- Problem details
Restate the whole of the material. Keep every word, and drop the pictures.

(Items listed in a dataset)
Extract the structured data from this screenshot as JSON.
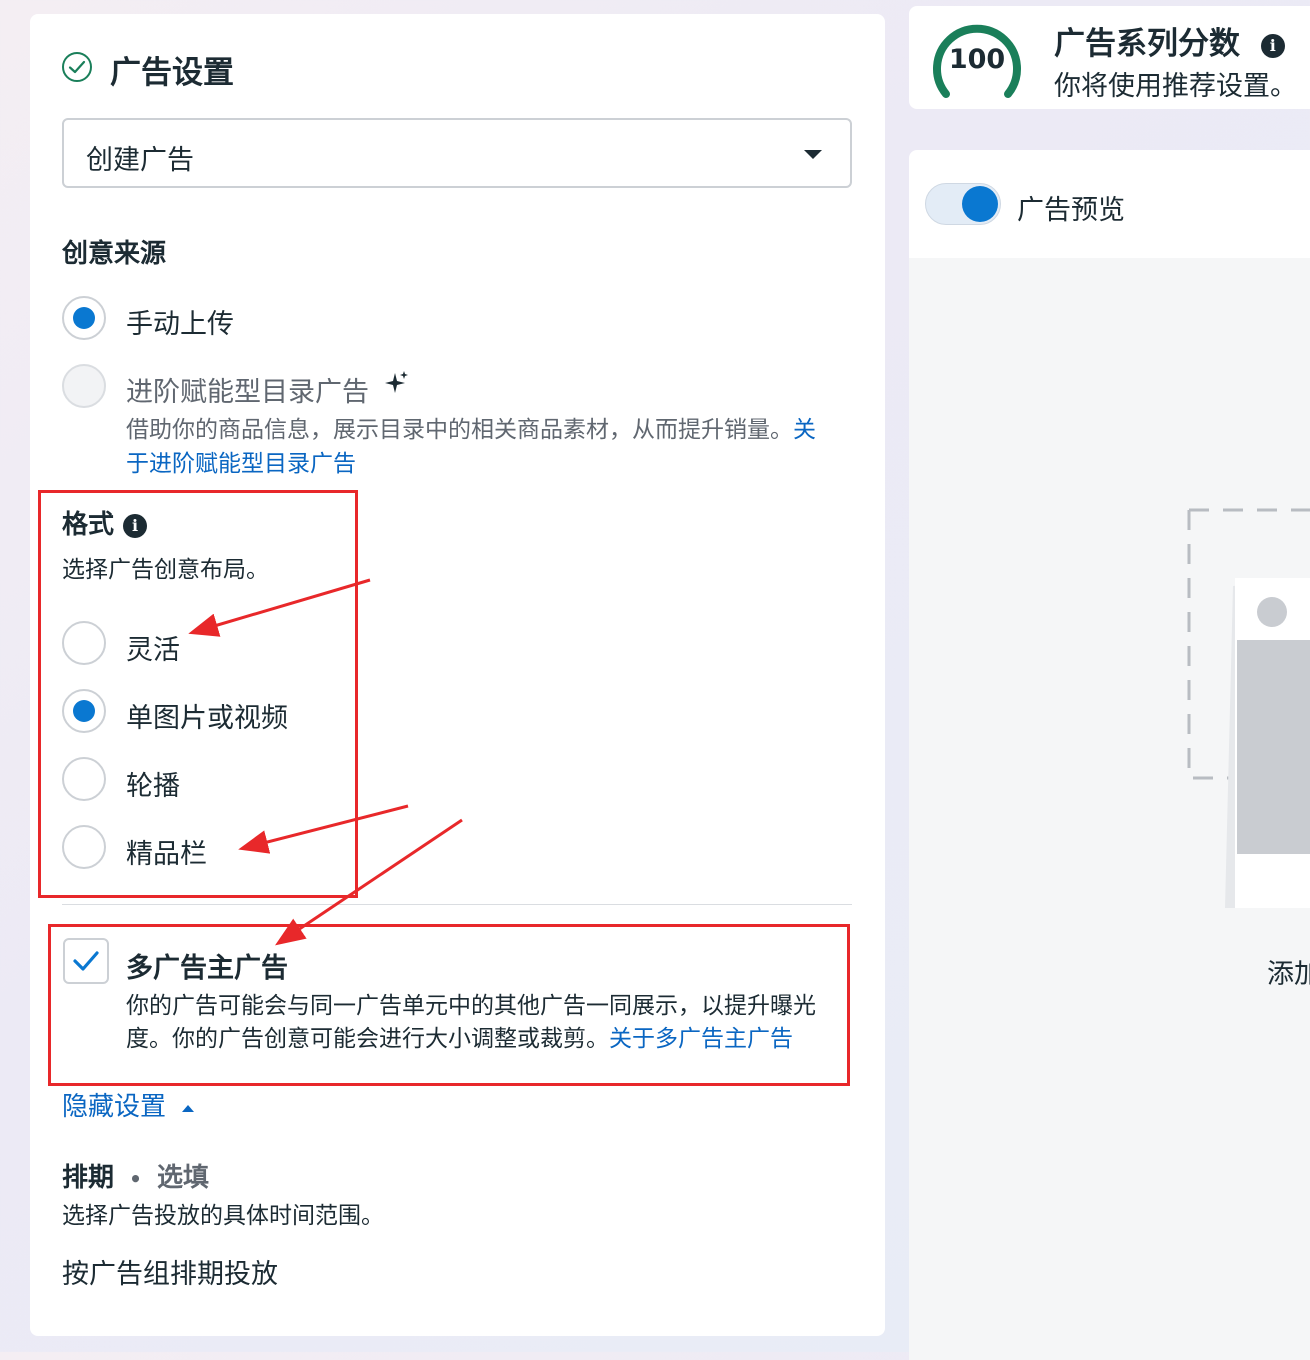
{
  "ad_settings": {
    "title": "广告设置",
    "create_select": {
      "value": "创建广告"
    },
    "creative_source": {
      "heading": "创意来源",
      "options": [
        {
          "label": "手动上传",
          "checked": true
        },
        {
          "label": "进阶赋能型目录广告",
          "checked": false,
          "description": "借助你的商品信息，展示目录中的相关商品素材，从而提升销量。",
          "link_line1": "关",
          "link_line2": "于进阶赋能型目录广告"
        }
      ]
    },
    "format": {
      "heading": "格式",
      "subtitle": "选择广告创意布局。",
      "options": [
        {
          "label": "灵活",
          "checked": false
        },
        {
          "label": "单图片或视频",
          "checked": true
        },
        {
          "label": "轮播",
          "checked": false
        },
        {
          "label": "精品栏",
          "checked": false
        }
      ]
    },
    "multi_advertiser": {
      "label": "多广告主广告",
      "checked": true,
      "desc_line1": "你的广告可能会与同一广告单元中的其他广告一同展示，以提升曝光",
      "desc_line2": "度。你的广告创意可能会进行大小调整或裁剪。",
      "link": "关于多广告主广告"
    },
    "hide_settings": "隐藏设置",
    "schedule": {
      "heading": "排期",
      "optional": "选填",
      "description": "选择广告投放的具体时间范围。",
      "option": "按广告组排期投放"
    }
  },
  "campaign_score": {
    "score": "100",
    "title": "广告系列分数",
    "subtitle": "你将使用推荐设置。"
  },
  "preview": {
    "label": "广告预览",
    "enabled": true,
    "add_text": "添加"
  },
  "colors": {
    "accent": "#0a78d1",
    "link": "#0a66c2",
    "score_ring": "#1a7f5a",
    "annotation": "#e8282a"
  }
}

- Exercise solution
Extract the structured data from this screenshot as JSON.
{
  "ad_settings": {
    "title": "广告设置",
    "create_select": {
      "value": "创建广告"
    },
    "creative_source": {
      "heading": "创意来源",
      "options": [
        {
          "label": "手动上传",
          "checked": true
        },
        {
          "label": "进阶赋能型目录广告",
          "checked": false,
          "description": "借助你的商品信息，展示目录中的相关商品素材，从而提升销量。",
          "link_line1": "关",
          "link_line2": "于进阶赋能型目录广告"
        }
      ]
    },
    "format": {
      "heading": "格式",
      "subtitle": "选择广告创意布局。",
      "options": [
        {
          "label": "灵活",
          "checked": false
        },
        {
          "label": "单图片或视频",
          "checked": true
        },
        {
          "label": "轮播",
          "checked": false
        },
        {
          "label": "精品栏",
          "checked": false
        }
      ]
    },
    "multi_advertiser": {
      "label": "多广告主广告",
      "checked": true,
      "desc_line1": "你的广告可能会与同一广告单元中的其他广告一同展示，以提升曝光",
      "desc_line2": "度。你的广告创意可能会进行大小调整或裁剪。",
      "link": "关于多广告主广告"
    },
    "hide_settings": "隐藏设置",
    "schedule": {
      "heading": "排期",
      "optional": "选填",
      "description": "选择广告投放的具体时间范围。",
      "option": "按广告组排期投放"
    }
  },
  "campaign_score": {
    "score": "100",
    "title": "广告系列分数",
    "subtitle": "你将使用推荐设置。"
  },
  "preview": {
    "label": "广告预览",
    "enabled": true,
    "add_text": "添加"
  },
  "colors": {
    "accent": "#0a78d1",
    "link": "#0a66c2",
    "score_ring": "#1a7f5a",
    "annotation": "#e8282a"
  }
}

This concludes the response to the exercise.